• **작업 지시**:
1) 서열형 변수 분석 코드에서 scipy.stats로부터 가져오는 함수는 무엇입니까?
2) 서열형 변수 분석 코드를 마지막 줄 다음부터 이어서 작성하십시오.

• **제공 지문**:
>>>>>

# 40_categorical_ordinal — 범주형-서열형(일반)

In [None]:

%run 00_config.ipynb
import pandas as pd, numpy as np
from scipy.stats import spearmanr

df = pd.read_excel(DATA_PATH)
w = choose_weight(df)

# 서열 변수
CATEGORICAL_ORDINAL_VARS = [
    "q1","q2","q3","q4","q5_1","q5_2","q5_3","q5_4","q5_5","q7","q8","q12","q13","DM4","DM10"
]
CATEGORICAL_ORDINAL_VARS = [c for c in CATEGORICAL_ORDINAL_VARS if c in df.columns]

def wprop(series, w):
    s = series.dropna()
    w = w.loc[s.index]
    tot = w.sum()
    if tot<=0: return pd.Series(dtype=float)
    return (w.groupby(s).sum()/tot*100).sort_index()

# 가중/비가중 분포
rows = []
for col in CATEGORICAL_ORDINAL_VARS:
    ws = wprop(df[col], w)

<<<<<

• **제공 자료**:
>>>>>

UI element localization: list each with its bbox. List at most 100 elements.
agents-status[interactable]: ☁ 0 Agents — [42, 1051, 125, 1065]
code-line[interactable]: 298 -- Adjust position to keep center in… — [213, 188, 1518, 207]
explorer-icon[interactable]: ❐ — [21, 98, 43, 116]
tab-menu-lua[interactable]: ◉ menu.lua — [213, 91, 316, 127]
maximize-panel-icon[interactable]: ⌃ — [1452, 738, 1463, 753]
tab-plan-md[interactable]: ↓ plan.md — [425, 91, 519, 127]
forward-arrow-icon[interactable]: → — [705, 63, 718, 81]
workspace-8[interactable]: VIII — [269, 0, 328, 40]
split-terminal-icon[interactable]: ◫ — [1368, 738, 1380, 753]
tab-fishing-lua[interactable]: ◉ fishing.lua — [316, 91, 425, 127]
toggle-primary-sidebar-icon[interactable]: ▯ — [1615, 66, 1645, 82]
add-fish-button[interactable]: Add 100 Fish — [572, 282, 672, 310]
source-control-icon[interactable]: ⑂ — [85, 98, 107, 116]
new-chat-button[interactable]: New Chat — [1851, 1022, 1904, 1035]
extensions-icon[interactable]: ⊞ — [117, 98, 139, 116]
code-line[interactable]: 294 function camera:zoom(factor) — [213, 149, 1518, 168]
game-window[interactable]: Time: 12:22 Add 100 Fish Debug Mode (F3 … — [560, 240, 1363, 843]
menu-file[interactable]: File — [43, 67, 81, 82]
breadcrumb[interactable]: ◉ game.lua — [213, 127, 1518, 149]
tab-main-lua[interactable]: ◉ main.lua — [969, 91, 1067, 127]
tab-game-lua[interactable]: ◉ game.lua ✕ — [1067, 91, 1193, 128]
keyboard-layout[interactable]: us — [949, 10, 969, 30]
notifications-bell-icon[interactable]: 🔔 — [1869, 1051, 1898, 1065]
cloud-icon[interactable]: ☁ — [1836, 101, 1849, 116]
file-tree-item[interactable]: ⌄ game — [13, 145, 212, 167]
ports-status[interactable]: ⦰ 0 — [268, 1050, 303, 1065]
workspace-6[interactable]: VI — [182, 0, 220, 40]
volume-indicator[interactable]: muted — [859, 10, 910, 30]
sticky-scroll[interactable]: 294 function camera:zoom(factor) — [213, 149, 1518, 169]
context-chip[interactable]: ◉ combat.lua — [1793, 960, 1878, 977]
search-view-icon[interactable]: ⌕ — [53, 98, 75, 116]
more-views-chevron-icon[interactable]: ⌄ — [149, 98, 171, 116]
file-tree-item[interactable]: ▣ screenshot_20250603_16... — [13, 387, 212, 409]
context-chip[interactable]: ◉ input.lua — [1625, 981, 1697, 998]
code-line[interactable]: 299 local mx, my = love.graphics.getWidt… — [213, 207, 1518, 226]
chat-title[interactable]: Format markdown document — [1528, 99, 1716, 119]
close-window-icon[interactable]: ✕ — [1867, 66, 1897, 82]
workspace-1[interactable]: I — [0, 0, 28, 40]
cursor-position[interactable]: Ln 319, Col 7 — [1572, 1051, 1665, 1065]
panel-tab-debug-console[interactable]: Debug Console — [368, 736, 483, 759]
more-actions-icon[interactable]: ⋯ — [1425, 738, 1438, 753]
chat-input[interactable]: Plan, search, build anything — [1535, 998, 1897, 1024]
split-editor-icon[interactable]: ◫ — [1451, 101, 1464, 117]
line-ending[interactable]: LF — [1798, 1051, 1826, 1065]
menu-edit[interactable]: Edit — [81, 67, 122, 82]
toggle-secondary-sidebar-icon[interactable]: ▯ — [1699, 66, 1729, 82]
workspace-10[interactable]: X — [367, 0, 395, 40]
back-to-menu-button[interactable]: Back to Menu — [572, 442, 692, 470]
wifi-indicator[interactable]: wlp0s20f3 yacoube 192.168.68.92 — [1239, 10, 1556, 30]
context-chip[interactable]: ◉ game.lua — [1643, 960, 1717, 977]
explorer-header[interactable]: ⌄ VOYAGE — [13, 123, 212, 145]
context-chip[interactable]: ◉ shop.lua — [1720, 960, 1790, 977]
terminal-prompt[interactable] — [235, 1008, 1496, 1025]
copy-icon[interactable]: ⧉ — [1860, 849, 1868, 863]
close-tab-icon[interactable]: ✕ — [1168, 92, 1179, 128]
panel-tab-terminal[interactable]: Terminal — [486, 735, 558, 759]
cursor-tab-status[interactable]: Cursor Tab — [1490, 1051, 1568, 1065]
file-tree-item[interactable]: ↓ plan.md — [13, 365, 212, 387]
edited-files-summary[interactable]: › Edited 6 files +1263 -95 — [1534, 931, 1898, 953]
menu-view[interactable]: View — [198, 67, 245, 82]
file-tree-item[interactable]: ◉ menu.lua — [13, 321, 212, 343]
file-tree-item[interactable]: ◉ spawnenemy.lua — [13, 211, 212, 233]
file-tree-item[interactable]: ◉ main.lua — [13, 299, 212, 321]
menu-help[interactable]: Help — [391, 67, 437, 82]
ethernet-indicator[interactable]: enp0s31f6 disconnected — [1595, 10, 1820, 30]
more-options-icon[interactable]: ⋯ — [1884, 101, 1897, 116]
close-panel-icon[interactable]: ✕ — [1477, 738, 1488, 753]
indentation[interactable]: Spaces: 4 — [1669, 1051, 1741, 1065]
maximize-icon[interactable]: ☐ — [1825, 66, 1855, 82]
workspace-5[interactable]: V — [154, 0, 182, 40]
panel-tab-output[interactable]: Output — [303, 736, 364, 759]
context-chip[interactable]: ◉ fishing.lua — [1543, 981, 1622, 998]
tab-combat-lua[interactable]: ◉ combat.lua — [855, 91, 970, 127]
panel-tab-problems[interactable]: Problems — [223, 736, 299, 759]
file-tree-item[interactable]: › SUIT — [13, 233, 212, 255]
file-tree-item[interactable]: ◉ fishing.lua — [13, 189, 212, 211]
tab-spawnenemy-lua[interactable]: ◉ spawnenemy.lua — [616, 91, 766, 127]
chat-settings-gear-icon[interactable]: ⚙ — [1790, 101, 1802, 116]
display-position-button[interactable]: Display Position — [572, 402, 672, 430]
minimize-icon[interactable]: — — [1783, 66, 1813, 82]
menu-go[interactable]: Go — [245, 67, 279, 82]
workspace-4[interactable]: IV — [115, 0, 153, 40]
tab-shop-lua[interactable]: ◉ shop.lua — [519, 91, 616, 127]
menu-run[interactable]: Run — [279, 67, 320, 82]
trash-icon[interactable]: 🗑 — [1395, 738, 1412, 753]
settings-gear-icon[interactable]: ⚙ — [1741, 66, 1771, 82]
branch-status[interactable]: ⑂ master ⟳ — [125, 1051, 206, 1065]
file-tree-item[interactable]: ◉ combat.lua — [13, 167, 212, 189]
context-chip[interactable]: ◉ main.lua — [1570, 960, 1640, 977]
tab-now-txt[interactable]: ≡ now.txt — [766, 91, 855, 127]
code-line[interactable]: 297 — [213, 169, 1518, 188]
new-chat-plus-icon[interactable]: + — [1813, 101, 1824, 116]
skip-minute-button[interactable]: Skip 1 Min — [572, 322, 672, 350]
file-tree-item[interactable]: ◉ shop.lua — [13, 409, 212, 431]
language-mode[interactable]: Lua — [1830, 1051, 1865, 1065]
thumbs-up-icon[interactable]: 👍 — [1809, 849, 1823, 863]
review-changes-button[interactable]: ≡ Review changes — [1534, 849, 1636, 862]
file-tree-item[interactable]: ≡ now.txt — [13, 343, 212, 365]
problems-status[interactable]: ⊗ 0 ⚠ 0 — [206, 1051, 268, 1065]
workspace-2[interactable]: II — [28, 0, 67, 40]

<<<<<

• **답안 목록**:
1) spearmanr 함수를 가져옵니다.

2)
    us = (df[col].value_counts(dropna=True, normalize=True)*100).round(2)
    for lvl, pct in ws.items():
        rows.append({"variable": col, "level": lvl, "weighted_%": round(pct,2)})
    for lvl, pct in us.items():
        rows.append({"variable": col, "level": lvl, "unweighted_%": pct})
ord_summary = pd.DataFrame(rows).groupby(["variable","level"], as_index=False).sum(numeric_only=True)\
                                .sort_values(["variable","level"])
ord_summary.to_csv(OUT_DIR/"categorical_ordinal_summary.csv", index=False, encoding="utf-8-sig")

# Spearman(q3, q7)
rows = []
for v in CATEGORICAL_ORDINAL_VARS:
    for tname, tvar in {"SAT_CITY":"q3","SAT_COUNCIL":"q7"}.items():
        if v not in df.columns or tvar not in df.columns: continue
        m = df[v].notna() & df[tvar].notna()
        if m.sum()<3:
            rho, p = (np.nan, np.nan)
        else:
            rho, p = spearmanr(df.loc[m, v], df.loc[m, tvar])
        rows.append({"var": v, "target": tname, "spearman_rho": rho, "p_value": p, "n": int(m.sum())})
ord_corr = pd.DataFrame(rows).sort_values(["target","var"])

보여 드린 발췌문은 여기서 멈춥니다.